**Exercise:**
Print the whole listing exactly.

[Dataset records]
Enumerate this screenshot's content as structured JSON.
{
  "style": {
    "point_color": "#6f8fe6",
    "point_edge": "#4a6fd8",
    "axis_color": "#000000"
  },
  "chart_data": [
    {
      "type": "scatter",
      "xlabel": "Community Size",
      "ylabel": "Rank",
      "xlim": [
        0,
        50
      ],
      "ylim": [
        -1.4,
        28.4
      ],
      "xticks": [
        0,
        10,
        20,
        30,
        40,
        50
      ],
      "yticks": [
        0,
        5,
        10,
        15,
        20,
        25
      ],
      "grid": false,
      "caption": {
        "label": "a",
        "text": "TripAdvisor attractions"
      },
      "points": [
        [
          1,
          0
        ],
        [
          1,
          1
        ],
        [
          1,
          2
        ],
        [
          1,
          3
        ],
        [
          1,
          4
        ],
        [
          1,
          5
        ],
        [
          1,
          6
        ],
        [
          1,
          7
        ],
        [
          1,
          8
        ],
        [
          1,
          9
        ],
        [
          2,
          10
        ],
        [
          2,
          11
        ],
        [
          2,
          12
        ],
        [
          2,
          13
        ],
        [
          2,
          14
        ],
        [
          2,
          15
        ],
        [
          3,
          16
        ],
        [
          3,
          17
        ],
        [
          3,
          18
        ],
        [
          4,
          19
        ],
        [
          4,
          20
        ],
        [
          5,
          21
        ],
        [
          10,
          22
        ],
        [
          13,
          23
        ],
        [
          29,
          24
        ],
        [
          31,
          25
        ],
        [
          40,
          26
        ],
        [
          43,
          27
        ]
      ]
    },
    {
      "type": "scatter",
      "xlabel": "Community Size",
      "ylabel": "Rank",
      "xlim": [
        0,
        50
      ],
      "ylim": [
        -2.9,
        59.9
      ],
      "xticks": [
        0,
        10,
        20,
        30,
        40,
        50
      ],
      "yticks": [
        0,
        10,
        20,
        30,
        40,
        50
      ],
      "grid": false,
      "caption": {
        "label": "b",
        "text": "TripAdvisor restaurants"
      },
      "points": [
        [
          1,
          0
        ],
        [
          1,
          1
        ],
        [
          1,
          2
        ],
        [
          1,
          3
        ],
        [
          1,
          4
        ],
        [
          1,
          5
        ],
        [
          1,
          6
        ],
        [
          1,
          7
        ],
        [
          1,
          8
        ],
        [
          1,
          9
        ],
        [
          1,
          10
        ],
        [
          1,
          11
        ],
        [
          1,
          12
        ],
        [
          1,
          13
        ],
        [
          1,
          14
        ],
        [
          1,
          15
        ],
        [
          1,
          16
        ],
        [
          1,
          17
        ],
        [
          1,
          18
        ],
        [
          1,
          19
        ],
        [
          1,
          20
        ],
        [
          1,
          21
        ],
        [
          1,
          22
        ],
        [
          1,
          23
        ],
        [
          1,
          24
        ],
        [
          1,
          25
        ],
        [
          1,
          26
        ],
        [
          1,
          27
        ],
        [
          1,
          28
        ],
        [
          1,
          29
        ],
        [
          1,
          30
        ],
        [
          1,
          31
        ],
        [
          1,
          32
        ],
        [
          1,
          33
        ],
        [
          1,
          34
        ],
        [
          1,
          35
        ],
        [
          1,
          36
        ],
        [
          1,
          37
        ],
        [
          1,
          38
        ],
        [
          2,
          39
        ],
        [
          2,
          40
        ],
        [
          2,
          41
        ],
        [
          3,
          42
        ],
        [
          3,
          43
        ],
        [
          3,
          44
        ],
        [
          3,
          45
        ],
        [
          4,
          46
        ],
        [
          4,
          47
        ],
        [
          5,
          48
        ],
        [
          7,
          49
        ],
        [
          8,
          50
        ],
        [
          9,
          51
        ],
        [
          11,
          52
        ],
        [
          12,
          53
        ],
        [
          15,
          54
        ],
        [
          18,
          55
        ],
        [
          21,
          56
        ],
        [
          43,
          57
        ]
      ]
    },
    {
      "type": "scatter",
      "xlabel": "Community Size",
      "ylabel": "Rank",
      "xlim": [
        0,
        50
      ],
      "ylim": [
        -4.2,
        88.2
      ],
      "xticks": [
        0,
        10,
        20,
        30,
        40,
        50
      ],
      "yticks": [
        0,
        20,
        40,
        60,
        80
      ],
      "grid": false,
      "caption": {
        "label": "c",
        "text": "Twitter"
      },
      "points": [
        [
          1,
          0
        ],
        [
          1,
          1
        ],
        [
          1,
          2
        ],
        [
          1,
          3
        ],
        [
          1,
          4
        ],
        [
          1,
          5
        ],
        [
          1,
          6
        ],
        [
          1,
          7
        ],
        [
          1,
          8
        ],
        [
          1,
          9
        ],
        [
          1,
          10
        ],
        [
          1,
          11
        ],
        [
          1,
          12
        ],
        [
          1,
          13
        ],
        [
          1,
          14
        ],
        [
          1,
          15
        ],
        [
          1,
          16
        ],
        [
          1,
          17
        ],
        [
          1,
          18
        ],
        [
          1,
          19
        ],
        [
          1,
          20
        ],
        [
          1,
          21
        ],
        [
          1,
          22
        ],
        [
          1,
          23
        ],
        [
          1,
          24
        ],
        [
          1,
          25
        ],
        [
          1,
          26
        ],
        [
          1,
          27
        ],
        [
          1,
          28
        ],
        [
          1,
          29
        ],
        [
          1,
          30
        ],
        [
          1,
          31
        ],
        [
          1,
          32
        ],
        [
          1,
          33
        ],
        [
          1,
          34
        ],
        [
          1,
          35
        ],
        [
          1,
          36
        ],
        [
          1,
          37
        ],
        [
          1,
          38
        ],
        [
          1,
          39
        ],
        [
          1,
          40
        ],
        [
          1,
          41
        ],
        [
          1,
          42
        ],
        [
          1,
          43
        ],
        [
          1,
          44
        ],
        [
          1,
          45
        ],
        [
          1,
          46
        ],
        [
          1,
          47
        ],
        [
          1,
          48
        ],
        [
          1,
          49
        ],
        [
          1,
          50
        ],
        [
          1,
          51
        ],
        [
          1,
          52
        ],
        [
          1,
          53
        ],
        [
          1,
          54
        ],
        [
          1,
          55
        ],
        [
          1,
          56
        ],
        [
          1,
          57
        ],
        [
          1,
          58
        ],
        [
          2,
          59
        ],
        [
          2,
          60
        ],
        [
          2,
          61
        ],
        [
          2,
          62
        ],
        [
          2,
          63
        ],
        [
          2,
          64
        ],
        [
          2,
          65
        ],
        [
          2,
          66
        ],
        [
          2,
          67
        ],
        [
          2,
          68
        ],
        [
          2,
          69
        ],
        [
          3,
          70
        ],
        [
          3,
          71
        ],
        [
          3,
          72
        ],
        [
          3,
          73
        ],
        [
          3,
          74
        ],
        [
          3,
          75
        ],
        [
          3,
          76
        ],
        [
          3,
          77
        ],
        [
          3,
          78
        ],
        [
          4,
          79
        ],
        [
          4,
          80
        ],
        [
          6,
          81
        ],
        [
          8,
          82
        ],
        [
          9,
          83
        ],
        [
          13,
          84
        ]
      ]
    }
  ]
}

**Solution:**
Enumerate this screenshot's content as structured JSON.
{
  "style": {
    "point_color": "#6f8fe6",
    "point_edge": "#4a6fd8",
    "axis_color": "#000000"
  },
  "chart_data": [
    {
      "type": "scatter",
      "xlabel": "Community Size",
      "ylabel": "Rank",
      "xlim": [
        0,
        50
      ],
      "ylim": [
        -1.4,
        28.4
      ],
      "xticks": [
        0,
        10,
        20,
        30,
        40,
        50
      ],
      "yticks": [
        0,
        5,
        10,
        15,
        20,
        25
      ],
      "grid": false,
      "caption": {
        "label": "a",
        "text": "TripAdvisor attractions"
      },
      "points": [
        [
          1,
          0
        ],
        [
          1,
          1
        ],
        [
          1,
          2
        ],
        [
          1,
          3
        ],
        [
          1,
          4
        ],
        [
          1,
          5
        ],
        [
          1,
          6
        ],
        [
          1,
          7
        ],
        [
          1,
          8
        ],
        [
          1,
          9
        ],
        [
          2,
          10
        ],
        [
          2,
          11
        ],
        [
          2,
          12
        ],
        [
          2,
          13
        ],
        [
          2,
          14
        ],
        [
          2,
          15
        ],
        [
          3,
          16
        ],
        [
          3,
          17
        ],
        [
          3,
          18
        ],
        [
          4,
          19
        ],
        [
          4,
          20
        ],
        [
          5,
          21
        ],
        [
          10,
          22
        ],
        [
          13,
          23
        ],
        [
          29,
          24
        ],
        [
          31,
          25
        ],
        [
          40,
          26
        ],
        [
          43,
          27
        ]
      ]
    },
    {
      "type": "scatter",
      "xlabel": "Community Size",
      "ylabel": "Rank",
      "xlim": [
        0,
        50
      ],
      "ylim": [
        -2.9,
        59.9
      ],
      "xticks": [
        0,
        10,
        20,
        30,
        40,
        50
      ],
      "yticks": [
        0,
        10,
        20,
        30,
        40,
        50
      ],
      "grid": false,
      "caption": {
        "label": "b",
        "text": "TripAdvisor restaurants"
      },
      "points": [
        [
          1,
          0
        ],
        [
          1,
          1
        ],
        [
          1,
          2
        ],
        [
          1,
          3
        ],
        [
          1,
          4
        ],
        [
          1,
          5
        ],
        [
          1,
          6
        ],
        [
          1,
          7
        ],
        [
          1,
          8
        ],
        [
          1,
          9
        ],
        [
          1,
          10
        ],
        [
          1,
          11
        ],
        [
          1,
          12
        ],
        [
          1,
          13
        ],
        [
          1,
          14
        ],
        [
          1,
          15
        ],
        [
          1,
          16
        ],
        [
          1,
          17
        ],
        [
          1,
          18
        ],
        [
          1,
          19
        ],
        [
          1,
          20
        ],
        [
          1,
          21
        ],
        [
          1,
          22
        ],
        [
          1,
          23
        ],
        [
          1,
          24
        ],
        [
          1,
          25
        ],
        [
          1,
          26
        ],
        [
          1,
          27
        ],
        [
          1,
          28
        ],
        [
          1,
          29
        ],
        [
          1,
          30
        ],
        [
          1,
          31
        ],
        [
          1,
          32
        ],
        [
          1,
          33
        ],
        [
          1,
          34
        ],
        [
          1,
          35
        ],
        [
          1,
          36
        ],
        [
          1,
          37
        ],
        [
          1,
          38
        ],
        [
          2,
          39
        ],
        [
          2,
          40
        ],
        [
          2,
          41
        ],
        [
          3,
          42
        ],
        [
          3,
          43
        ],
        [
          3,
          44
        ],
        [
          3,
          45
        ],
        [
          4,
          46
        ],
        [
          4,
          47
        ],
        [
          5,
          48
        ],
        [
          7,
          49
        ],
        [
          8,
          50
        ],
        [
          9,
          51
        ],
        [
          11,
          52
        ],
        [
          12,
          53
        ],
        [
          15,
          54
        ],
        [
          18,
          55
        ],
        [
          21,
          56
        ],
        [
          43,
          57
        ]
      ]
    },
    {
      "type": "scatter",
      "xlabel": "Community Size",
      "ylabel": "Rank",
      "xlim": [
        0,
        50
      ],
      "ylim": [
        -4.2,
        88.2
      ],
      "xticks": [
        0,
        10,
        20,
        30,
        40,
        50
      ],
      "yticks": [
        0,
        20,
        40,
        60,
        80
      ],
      "grid": false,
      "caption": {
        "label": "c",
        "text": "Twitter"
      },
      "points": [
        [
          1,
          0
        ],
        [
          1,
          1
        ],
        [
          1,
          2
        ],
        [
          1,
          3
        ],
        [
          1,
          4
        ],
        [
          1,
          5
        ],
        [
          1,
          6
        ],
        [
          1,
          7
        ],
        [
          1,
          8
        ],
        [
          1,
          9
        ],
        [
          1,
          10
        ],
        [
          1,
          11
        ],
        [
          1,
          12
        ],
        [
          1,
          13
        ],
        [
          1,
          14
        ],
        [
          1,
          15
        ],
        [
          1,
          16
        ],
        [
          1,
          17
        ],
        [
          1,
          18
        ],
        [
          1,
          19
        ],
        [
          1,
          20
        ],
        [
          1,
          21
        ],
        [
          1,
          22
        ],
        [
          1,
          23
        ],
        [
          1,
          24
        ],
        [
          1,
          25
        ],
        [
          1,
          26
        ],
        [
          1,
          27
        ],
        [
          1,
          28
        ],
        [
          1,
          29
        ],
        [
          1,
          30
        ],
        [
          1,
          31
        ],
        [
          1,
          32
        ],
        [
          1,
          33
        ],
        [
          1,
          34
        ],
        [
          1,
          35
        ],
        [
          1,
          36
        ],
        [
          1,
          37
        ],
        [
          1,
          38
        ],
        [
          1,
          39
        ],
        [
          1,
          40
        ],
        [
          1,
          41
        ],
        [
          1,
          42
        ],
        [
          1,
          43
        ],
        [
          1,
          44
        ],
        [
          1,
          45
        ],
        [
          1,
          46
        ],
        [
          1,
          47
        ],
        [
          1,
          48
        ],
        [
          1,
          49
        ],
        [
          1,
          50
        ],
        [
          1,
          51
        ],
        [
          1,
          52
        ],
        [
          1,
          53
        ],
        [
          1,
          54
        ],
        [
          1,
          55
        ],
        [
          1,
          56
        ],
        [
          1,
          57
        ],
        [
          1,
          58
        ],
        [
          2,
          59
        ],
        [
          2,
          60
        ],
        [
          2,
          61
        ],
        [
          2,
          62
        ],
        [
          2,
          63
        ],
        [
          2,
          64
        ],
        [
          2,
          65
        ],
        [
          2,
          66
        ],
        [
          2,
          67
        ],
        [
          2,
          68
        ],
        [
          2,
          69
        ],
        [
          3,
          70
        ],
        [
          3,
          71
        ],
        [
          3,
          72
        ],
        [
          3,
          73
        ],
        [
          3,
          74
        ],
        [
          3,
          75
        ],
        [
          3,
          76
        ],
        [
          3,
          77
        ],
        [
          3,
          78
        ],
        [
          4,
          79
        ],
        [
          4,
          80
        ],
        [
          6,
          81
        ],
        [
          8,
          82
        ],
        [
          9,
          83
        ],
        [
          13,
          84
        ]
      ]
    }
  ]
}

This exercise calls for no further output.